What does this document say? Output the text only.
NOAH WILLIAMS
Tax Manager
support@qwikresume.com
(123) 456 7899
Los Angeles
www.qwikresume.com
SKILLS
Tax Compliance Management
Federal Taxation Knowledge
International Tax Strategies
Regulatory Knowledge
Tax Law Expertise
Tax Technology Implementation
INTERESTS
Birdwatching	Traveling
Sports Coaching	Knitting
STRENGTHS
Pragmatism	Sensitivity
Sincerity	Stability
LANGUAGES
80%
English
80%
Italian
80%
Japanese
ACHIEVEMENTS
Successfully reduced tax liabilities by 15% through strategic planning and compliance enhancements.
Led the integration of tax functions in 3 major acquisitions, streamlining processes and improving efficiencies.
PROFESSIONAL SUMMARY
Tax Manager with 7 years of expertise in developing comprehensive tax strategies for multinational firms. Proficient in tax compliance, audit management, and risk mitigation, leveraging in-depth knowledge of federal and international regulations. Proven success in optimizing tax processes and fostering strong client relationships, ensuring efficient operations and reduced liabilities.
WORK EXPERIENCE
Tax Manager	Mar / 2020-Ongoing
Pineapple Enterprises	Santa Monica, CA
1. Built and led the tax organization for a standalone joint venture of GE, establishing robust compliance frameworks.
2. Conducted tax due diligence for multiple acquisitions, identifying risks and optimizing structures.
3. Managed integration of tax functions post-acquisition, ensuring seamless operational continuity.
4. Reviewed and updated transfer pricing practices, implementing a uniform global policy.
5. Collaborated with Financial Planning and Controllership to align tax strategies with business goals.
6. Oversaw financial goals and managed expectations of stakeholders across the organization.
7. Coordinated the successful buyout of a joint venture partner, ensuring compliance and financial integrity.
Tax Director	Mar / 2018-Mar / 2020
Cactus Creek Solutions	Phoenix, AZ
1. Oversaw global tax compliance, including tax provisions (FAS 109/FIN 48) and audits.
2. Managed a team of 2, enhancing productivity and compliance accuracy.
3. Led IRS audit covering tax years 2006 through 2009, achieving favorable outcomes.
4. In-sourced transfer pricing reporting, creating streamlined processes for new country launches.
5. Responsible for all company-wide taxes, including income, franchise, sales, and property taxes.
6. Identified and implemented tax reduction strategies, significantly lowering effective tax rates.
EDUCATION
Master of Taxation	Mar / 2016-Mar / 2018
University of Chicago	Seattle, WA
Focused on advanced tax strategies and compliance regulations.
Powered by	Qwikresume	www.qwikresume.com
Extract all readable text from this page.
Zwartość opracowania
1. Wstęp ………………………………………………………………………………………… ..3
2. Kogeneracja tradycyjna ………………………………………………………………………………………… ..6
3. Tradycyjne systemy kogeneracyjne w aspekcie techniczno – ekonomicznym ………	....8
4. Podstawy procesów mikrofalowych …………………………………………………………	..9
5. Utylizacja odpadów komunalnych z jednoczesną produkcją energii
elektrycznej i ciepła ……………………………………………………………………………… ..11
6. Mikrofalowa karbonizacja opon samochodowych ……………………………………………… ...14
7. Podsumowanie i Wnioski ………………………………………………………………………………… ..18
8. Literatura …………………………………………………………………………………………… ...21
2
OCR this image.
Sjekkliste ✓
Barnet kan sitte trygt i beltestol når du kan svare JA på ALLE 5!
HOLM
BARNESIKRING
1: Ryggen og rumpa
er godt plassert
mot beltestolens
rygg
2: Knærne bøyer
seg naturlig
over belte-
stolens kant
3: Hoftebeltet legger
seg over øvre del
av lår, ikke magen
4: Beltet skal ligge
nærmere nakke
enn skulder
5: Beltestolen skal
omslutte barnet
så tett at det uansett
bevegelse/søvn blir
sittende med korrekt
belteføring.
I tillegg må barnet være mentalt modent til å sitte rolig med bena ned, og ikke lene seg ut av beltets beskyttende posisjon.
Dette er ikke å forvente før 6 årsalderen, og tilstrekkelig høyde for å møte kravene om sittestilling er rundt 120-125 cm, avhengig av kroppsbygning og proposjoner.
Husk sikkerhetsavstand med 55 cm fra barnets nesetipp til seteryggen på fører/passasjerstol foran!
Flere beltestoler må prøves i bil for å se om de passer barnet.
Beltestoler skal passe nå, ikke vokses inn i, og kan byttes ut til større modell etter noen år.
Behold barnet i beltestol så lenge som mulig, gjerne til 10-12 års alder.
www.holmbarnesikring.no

------------------------------------------------------------

Set out the complete listing exactly as shown.

What does this document say? Output the text only.
NOAH WILLIAMS
Tax Manager
support@qwikresume.com
(123) 456 7899
Los Angeles
www.qwikresume.com
SKILLS
Tax Compliance Management
Federal Taxation Knowledge
International Tax Strategies
Regulatory Knowledge
Tax Law Expertise
Tax Technology Implementation
INTERESTS
Birdwatching	Traveling
Sports Coaching	Knitting
STRENGTHS
Pragmatism	Sensitivity
Sincerity	Stability
LANGUAGES
80%
English
80%
Italian
80%
Japanese
ACHIEVEMENTS
Successfully reduced tax liabilities by 15% through strategic planning and compliance enhancements.
Led the integration of tax functions in 3 major acquisitions, streamlining processes and improving efficiencies.
PROFESSIONAL SUMMARY
Tax Manager with 7 years of expertise in developing comprehensive tax strategies for multinational firms. Proficient in tax compliance, audit management, and risk mitigation, leveraging in-depth knowledge of federal and international regulations. Proven success in optimizing tax processes and fostering strong client relationships, ensuring efficient operations and reduced liabilities.
WORK EXPERIENCE
Tax Manager	Mar / 2020-Ongoing
Pineapple Enterprises	Santa Monica, CA
1. Built and led the tax organization for a standalone joint venture of GE, establishing robust compliance frameworks.
2. Conducted tax due diligence for multiple acquisitions, identifying risks and optimizing structures.
3. Managed integration of tax functions post-acquisition, ensuring seamless operational continuity.
4. Reviewed and updated transfer pricing practices, implementing a uniform global policy.
5. Collaborated with Financial Planning and Controllership to align tax strategies with business goals.
6. Oversaw financial goals and managed expectations of stakeholders across the organization.
7. Coordinated the successful buyout of a joint venture partner, ensuring compliance and financial integrity.
Tax Director	Mar / 2018-Mar / 2020
Cactus Creek Solutions	Phoenix, AZ
1. Oversaw global tax compliance, including tax provisions (FAS 109/FIN 48) and audits.
2. Managed a team of 2, enhancing productivity and compliance accuracy.
3. Led IRS audit covering tax years 2006 through 2009, achieving favorable outcomes.
4. In-sourced transfer pricing reporting, creating streamlined processes for new country launches.
5. Responsible for all company-wide taxes, including income, franchise, sales, and property taxes.
6. Identified and implemented tax reduction strategies, significantly lowering effective tax rates.
EDUCATION
Master of Taxation	Mar / 2016-Mar / 2018
University of Chicago	Seattle, WA
Focused on advanced tax strategies and compliance regulations.
Powered by	Qwikresume	www.qwikresume.com
Extract all readable text from this page.
Zwartość opracowania
1. Wstęp ………………………………………………………………………………………… ..3
2. Kogeneracja tradycyjna ………………………………………………………………………………………… ..6
3. Tradycyjne systemy kogeneracyjne w aspekcie techniczno – ekonomicznym ………	....8
4. Podstawy procesów mikrofalowych …………………………………………………………	..9
5. Utylizacja odpadów komunalnych z jednoczesną produkcją energii
elektrycznej i ciepła ……………………………………………………………………………… ..11
6. Mikrofalowa karbonizacja opon samochodowych ……………………………………………… ...14
7. Podsumowanie i Wnioski ………………………………………………………………………………… ..18
8. Literatura …………………………………………………………………………………………… ...21
2
OCR this image.
Sjekkliste ✓
Barnet kan sitte trygt i beltestol når du kan svare JA på ALLE 5!
HOLM
BARNESIKRING
1: Ryggen og rumpa
er godt plassert
mot beltestolens
rygg
2: Knærne bøyer
seg naturlig
over belte-
stolens kant
3: Hoftebeltet legger
seg over øvre del
av lår, ikke magen
4: Beltet skal ligge
nærmere nakke
enn skulder
5: Beltestolen skal
omslutte barnet
så tett at det uansett
bevegelse/søvn blir
sittende med korrekt
belteføring.
I tillegg må barnet være mentalt modent til å sitte rolig med bena ned, og ikke lene seg ut av beltets beskyttende posisjon.
Dette er ikke å forvente før 6 årsalderen, og tilstrekkelig høyde for å møte kravene om sittestilling er rundt 120-125 cm, avhengig av kroppsbygning og proposjoner.
Husk sikkerhetsavstand med 55 cm fra barnets nesetipp til seteryggen på fører/passasjerstol foran!
Flere beltestoler må prøves i bil for å se om de passer barnet.
Beltestoler skal passe nå, ikke vokses inn i, og kan byttes ut til større modell etter noen år.
Behold barnet i beltestol så lenge som mulig, gjerne til 10-12 års alder.
www.holmbarnesikring.no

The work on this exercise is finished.